Make an exact copy of the records, with the images left out.

□ □ □

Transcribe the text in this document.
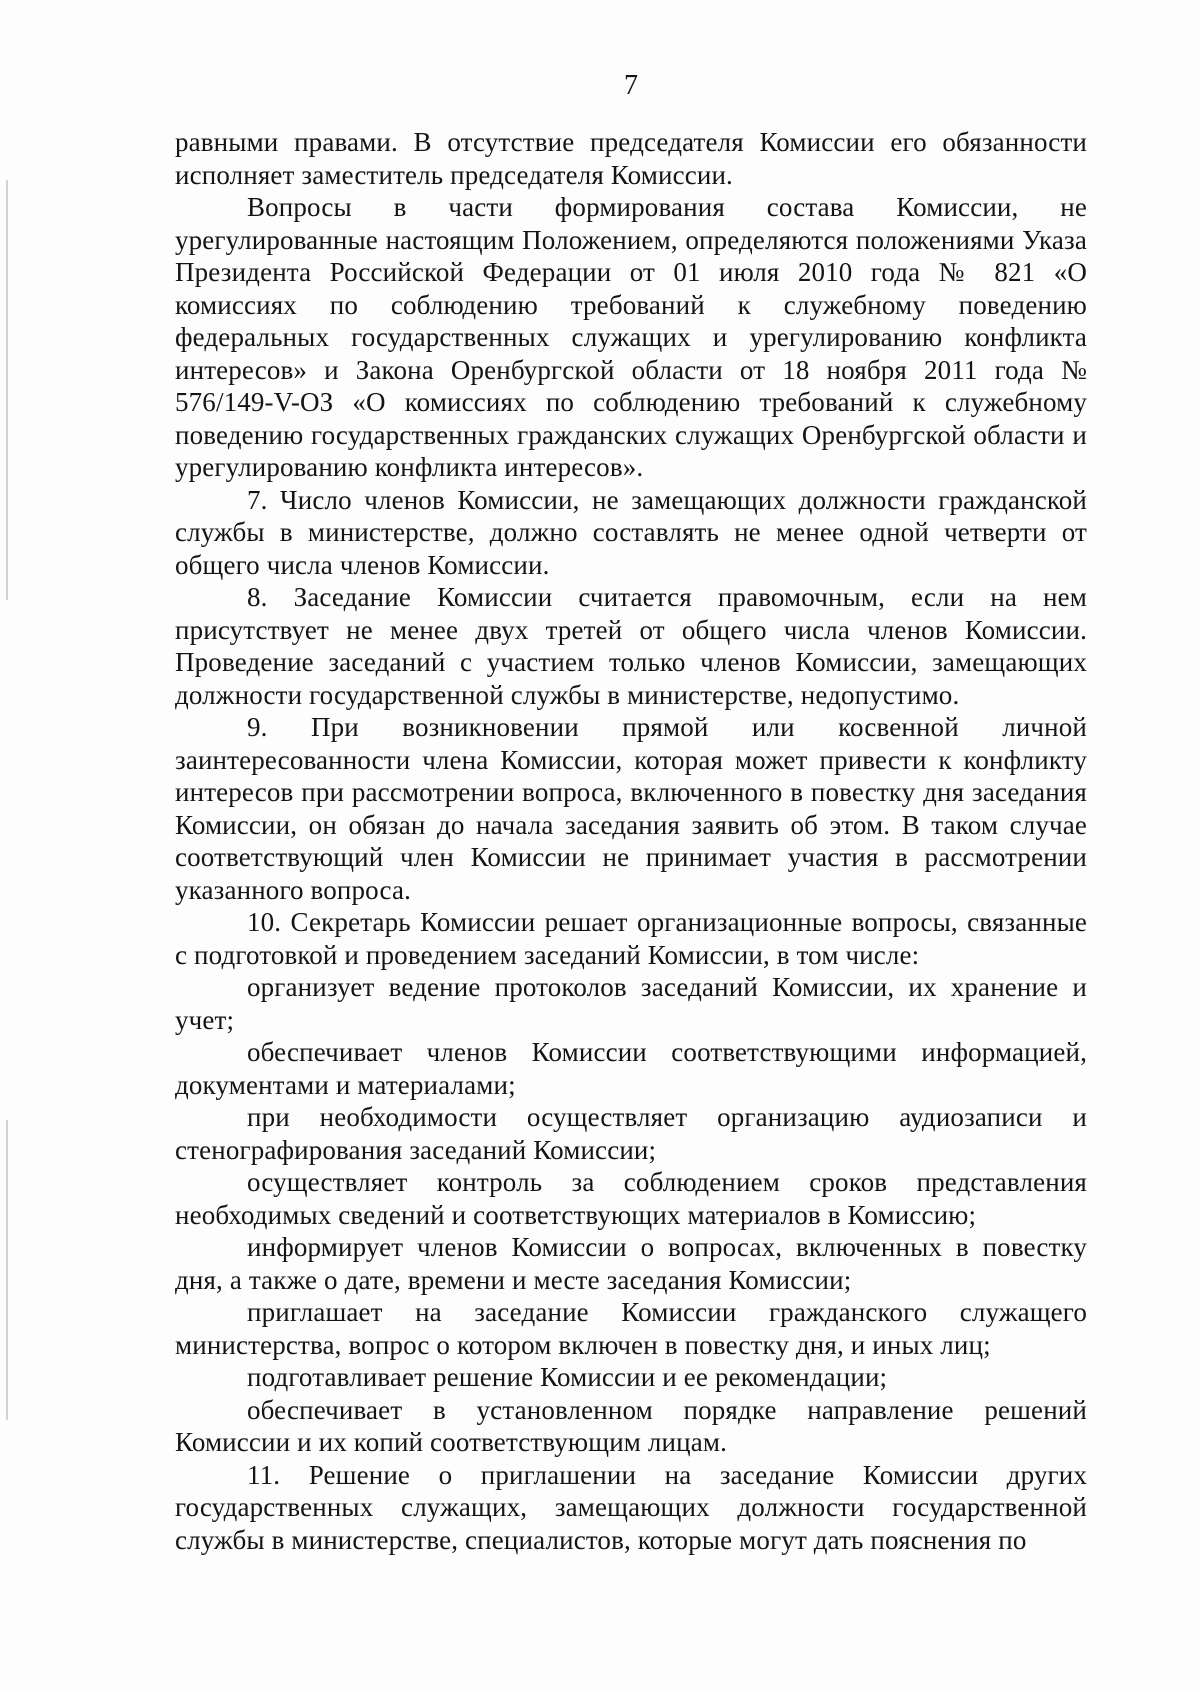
7

равными правами. В отсутствие председателя Комиссии его обязанности исполняет заместитель председателя Комиссии.

Вопросы в части формирования состава Комиссии, не урегулированные настоящим Положением, определяются положениями Указа Президента Российской Федерации от 01 июля 2010 года № 821 «О комиссиях по соблюдению требований к служебному поведению федеральных государственных служащих и урегулированию конфликта интересов» и Закона Оренбургской области от 18 ноября 2011 года № 576/149-V-ОЗ «О комиссиях по соблюдению требований к служебному поведению государственных гражданских служащих Оренбургской области и урегулированию конфликта интересов».

7. Число членов Комиссии, не замещающих должности гражданской службы в министерстве, должно составлять не менее одной четверти от общего числа членов Комиссии.

8. Заседание Комиссии считается правомочным, если на нем присутствует не менее двух третей от общего числа членов Комиссии. Проведение заседаний с участием только членов Комиссии, замещающих должности государственной службы в министерстве, недопустимо.

9. При возникновении прямой или косвенной личной заинтересованности члена Комиссии, которая может привести к конфликту интересов при рассмотрении вопроса, включенного в повестку дня заседания Комиссии, он обязан до начала заседания заявить об этом. В таком случае соответствующий член Комиссии не принимает участия в рассмотрении указанного вопроса.

10. Секретарь Комиссии решает организационные вопросы, связанные с подготовкой и проведением заседаний Комиссии, в том числе:

организует ведение протоколов заседаний Комиссии, их хранение и учет;

обеспечивает членов Комиссии соответствующими информацией, документами и материалами;

при необходимости осуществляет организацию аудиозаписи и стенографирования заседаний Комиссии;

осуществляет контроль за соблюдением сроков представления необходимых сведений и соответствующих материалов в Комиссию;

информирует членов Комиссии о вопросах, включенных в повестку дня, а также о дате, времени и месте заседания Комиссии;

приглашает на заседание Комиссии гражданского служащего министерства, вопрос о котором включен в повестку дня, и иных лиц;

подготавливает решение Комиссии и ее рекомендации;

обеспечивает в установленном порядке направление решений Комиссии и их копий соответствующим лицам.

11. Решение о приглашении на заседание Комиссии других государственных служащих, замещающих должности государственной службы в министерстве, специалистов, которые могут дать пояснения по
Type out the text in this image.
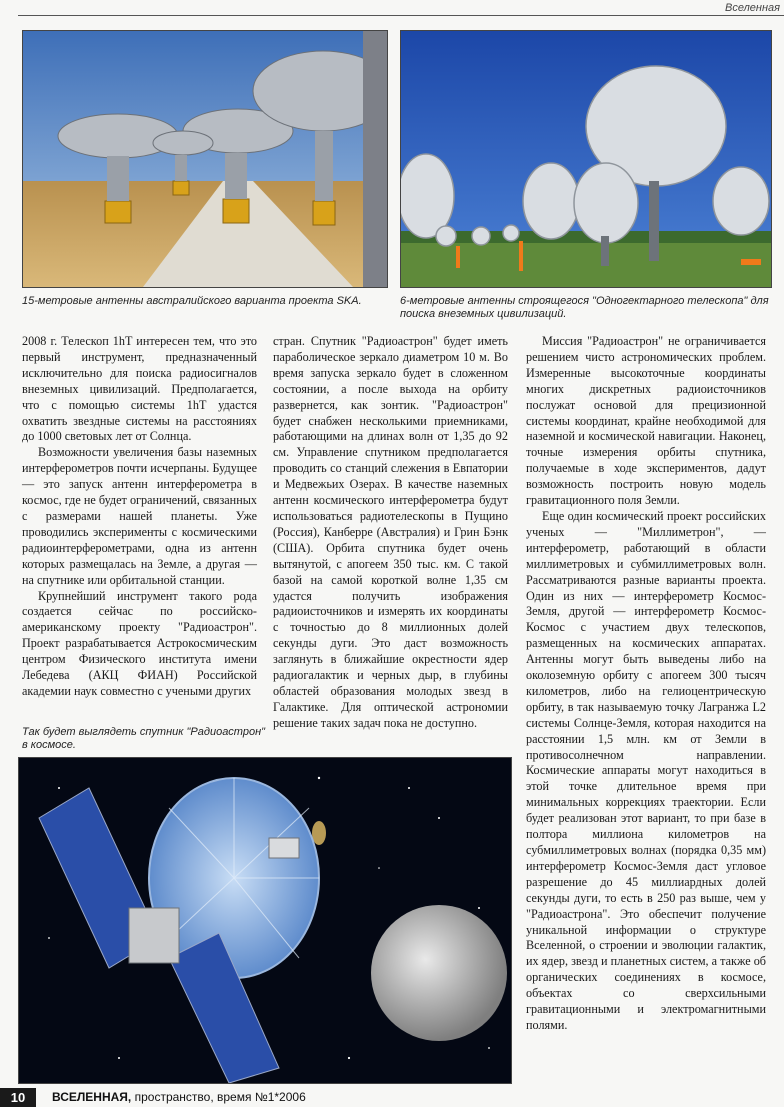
Вселенная
15-метровые антенны австралийского варианта проекта SKA.	6-метровые антенны строящегося "Одногектарного телескопа" для поиска внеземных цивилизаций.

2008 г. Телескоп 1hT интересен тем, что это первый инструмент, предназначенный исключительно для поиска радиосигналов внеземных цивилизаций. Предполагается, что с помощью системы 1hT удастся охватить звездные системы на расстояниях до 1000 световых лет от Солнца.

Возможности увеличения базы наземных интерферометров почти исчерпаны. Будущее — это запуск антенн интерферометра в космос, где не будет ограничений, связанных с размерами нашей планеты. Уже проводились эксперименты с космическими радиоинтерферометрами, одна из антенн которых размещалась на Земле, а другая — на спутнике или орбитальной станции.

Крупнейший инструмент такого рода создается сейчас по российско-американскому проекту "Радиоастрон". Проект разрабатывается Астрокосмическим центром Физического института имени Лебедева (АКЦ ФИАН) Российской академии наук совместно с учеными других

Так будет выглядеть спутник "Радиоастрон" в космосе.

стран. Спутник "Радиоастрон" будет иметь параболическое зеркало диаметром 10 м. Во время запуска зеркало будет в сложенном состоянии, а после выхода на орбиту развернется, как зонтик. "Радиоастрон" будет снабжен несколькими приемниками, работающими на длинах волн от 1,35 до 92 см. Управление спутником предполагается проводить со станций слежения в Евпатории и Медвежьих Озерах. В качестве наземных антенн космического интерферометра будут использоваться радиотелескопы в Пущино (Россия), Канберре (Австралия) и Грин Бэнк (США). Орбита спутника будет очень вытянутой, с апогеем 350 тыс. км. С такой базой на самой короткой волне 1,35 см удастся получить изображения радиоисточников и измерять их координаты с точностью до 8 миллионных долей секунды дуги. Это даст возможность заглянуть в ближайшие окрестности ядер радиогалактик и черных дыр, в глубины областей образования молодых звезд в Галактике. Для оптической астрономии решение таких задач пока не доступно.

Миссия "Радиоастрон" не ограничивается решением чисто астрономических проблем. Измеренные высокоточные координаты многих дискретных радиоисточников послужат основой для прецизионной системы координат, крайне необходимой для наземной и космической навигации. Наконец, точные измерения орбиты спутника, получаемые в ходе экспериментов, дадут возможность построить новую модель гравитационного поля Земли.

Еще один космический проект российских ученых — "Миллиметрон", — интерферометр, работающий в области миллиметровых и субмиллиметровых волн. Рассматриваются разные варианты проекта. Один из них — интерферометр Космос-Земля, другой — интерферометр Космос-Космос с участием двух телескопов, размещенных на космических аппаратах. Антенны могут быть выведены либо на околоземную орбиту с апогеем 300 тысяч километров, либо на гелиоцентрическую орбиту, в так называемую точку Лагранжа L2 системы Солнце-Земля, которая находится на расстоянии 1,5 млн. км от Земли в противосолнечном направлении. Космические аппараты могут находиться в этой точке длительное время при минимальных коррекциях траектории. Если будет реализован этот вариант, то при базе в полтора миллиона километров на субмиллиметровых волнах (порядка 0,35 мм) интерферометр Космос-Земля даст угловое разрешение до 45 миллиардных долей секунды дуги, то есть в 250 раз выше, чем у "Радиоастрона". Это обеспечит получение уникальной информации о структуре Вселенной, о строении и эволюции галактик, их ядер, звезд и планетных систем, а также об органических соединениях в космосе, объектах со сверхсильными гравитационными и электромагнитными полями.

10	ВСЕЛЕННАЯ, пространство, время №1*2006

□ □ □

OUTPUT FOR THIS TASK —
Transcribe the text in this document.
7

равными правами. В отсутствие председателя Комиссии его обязанности исполняет заместитель председателя Комиссии.

Вопросы в части формирования состава Комиссии, не урегулированные настоящим Положением, определяются положениями Указа Президента Российской Федерации от 01 июля 2010 года № 821 «О комиссиях по соблюдению требований к служебному поведению федеральных государственных служащих и урегулированию конфликта интересов» и Закона Оренбургской области от 18 ноября 2011 года № 576/149-V-ОЗ «О комиссиях по соблюдению требований к служебному поведению государственных гражданских служащих Оренбургской области и урегулированию конфликта интересов».

7. Число членов Комиссии, не замещающих должности гражданской службы в министерстве, должно составлять не менее одной четверти от общего числа членов Комиссии.

8. Заседание Комиссии считается правомочным, если на нем присутствует не менее двух третей от общего числа членов Комиссии. Проведение заседаний с участием только членов Комиссии, замещающих должности государственной службы в министерстве, недопустимо.

9. При возникновении прямой или косвенной личной заинтересованности члена Комиссии, которая может привести к конфликту интересов при рассмотрении вопроса, включенного в повестку дня заседания Комиссии, он обязан до начала заседания заявить об этом. В таком случае соответствующий член Комиссии не принимает участия в рассмотрении указанного вопроса.

10. Секретарь Комиссии решает организационные вопросы, связанные с подготовкой и проведением заседаний Комиссии, в том числе:

организует ведение протоколов заседаний Комиссии, их хранение и учет;

обеспечивает членов Комиссии соответствующими информацией, документами и материалами;

при необходимости осуществляет организацию аудиозаписи и стенографирования заседаний Комиссии;

осуществляет контроль за соблюдением сроков представления необходимых сведений и соответствующих материалов в Комиссию;

информирует членов Комиссии о вопросах, включенных в повестку дня, а также о дате, времени и месте заседания Комиссии;

приглашает на заседание Комиссии гражданского служащего министерства, вопрос о котором включен в повестку дня, и иных лиц;

подготавливает решение Комиссии и ее рекомендации;

обеспечивает в установленном порядке направление решений Комиссии и их копий соответствующим лицам.

11. Решение о приглашении на заседание Комиссии других государственных служащих, замещающих должности государственной службы в министерстве, специалистов, которые могут дать пояснения по
Type out the text in this image.
Вселенная
15-метровые антенны австралийского варианта проекта SKA.	6-метровые антенны строящегося "Одногектарного телескопа" для поиска внеземных цивилизаций.

2008 г. Телескоп 1hT интересен тем, что это первый инструмент, предназначенный исключительно для поиска радиосигналов внеземных цивилизаций. Предполагается, что с помощью системы 1hT удастся охватить звездные системы на расстояниях до 1000 световых лет от Солнца.

Возможности увеличения базы наземных интерферометров почти исчерпаны. Будущее — это запуск антенн интерферометра в космос, где не будет ограничений, связанных с размерами нашей планеты. Уже проводились эксперименты с космическими радиоинтерферометрами, одна из антенн которых размещалась на Земле, а другая — на спутнике или орбитальной станции.

Крупнейший инструмент такого рода создается сейчас по российско-американскому проекту "Радиоастрон". Проект разрабатывается Астрокосмическим центром Физического института имени Лебедева (АКЦ ФИАН) Российской академии наук совместно с учеными других

Так будет выглядеть спутник "Радиоастрон" в космосе.

стран. Спутник "Радиоастрон" будет иметь параболическое зеркало диаметром 10 м. Во время запуска зеркало будет в сложенном состоянии, а после выхода на орбиту развернется, как зонтик. "Радиоастрон" будет снабжен несколькими приемниками, работающими на длинах волн от 1,35 до 92 см. Управление спутником предполагается проводить со станций слежения в Евпатории и Медвежьих Озерах. В качестве наземных антенн космического интерферометра будут использоваться радиотелескопы в Пущино (Россия), Канберре (Австралия) и Грин Бэнк (США). Орбита спутника будет очень вытянутой, с апогеем 350 тыс. км. С такой базой на самой короткой волне 1,35 см удастся получить изображения радиоисточников и измерять их координаты с точностью до 8 миллионных долей секунды дуги. Это даст возможность заглянуть в ближайшие окрестности ядер радиогалактик и черных дыр, в глубины областей образования молодых звезд в Галактике. Для оптической астрономии решение таких задач пока не доступно.

Миссия "Радиоастрон" не ограничивается решением чисто астрономических проблем. Измеренные высокоточные координаты многих дискретных радиоисточников послужат основой для прецизионной системы координат, крайне необходимой для наземной и космической навигации. Наконец, точные измерения орбиты спутника, получаемые в ходе экспериментов, дадут возможность построить новую модель гравитационного поля Земли.

Еще один космический проект российских ученых — "Миллиметрон", — интерферометр, работающий в области миллиметровых и субмиллиметровых волн. Рассматриваются разные варианты проекта. Один из них — интерферометр Космос-Земля, другой — интерферометр Космос-Космос с участием двух телескопов, размещенных на космических аппаратах. Антенны могут быть выведены либо на околоземную орбиту с апогеем 300 тысяч километров, либо на гелиоцентрическую орбиту, в так называемую точку Лагранжа L2 системы Солнце-Земля, которая находится на расстоянии 1,5 млн. км от Земли в противосолнечном направлении. Космические аппараты могут находиться в этой точке длительное время при минимальных коррекциях траектории. Если будет реализован этот вариант, то при базе в полтора миллиона километров на субмиллиметровых волнах (порядка 0,35 мм) интерферометр Космос-Земля даст угловое разрешение до 45 миллиардных долей секунды дуги, то есть в 250 раз выше, чем у "Радиоастрона". Это обеспечит получение уникальной информации о структуре Вселенной, о строении и эволюции галактик, их ядер, звезд и планетных систем, а также об органических соединениях в космосе, объектах со сверхсильными гравитационными и электромагнитными полями.

10	ВСЕЛЕННАЯ, пространство, время №1*2006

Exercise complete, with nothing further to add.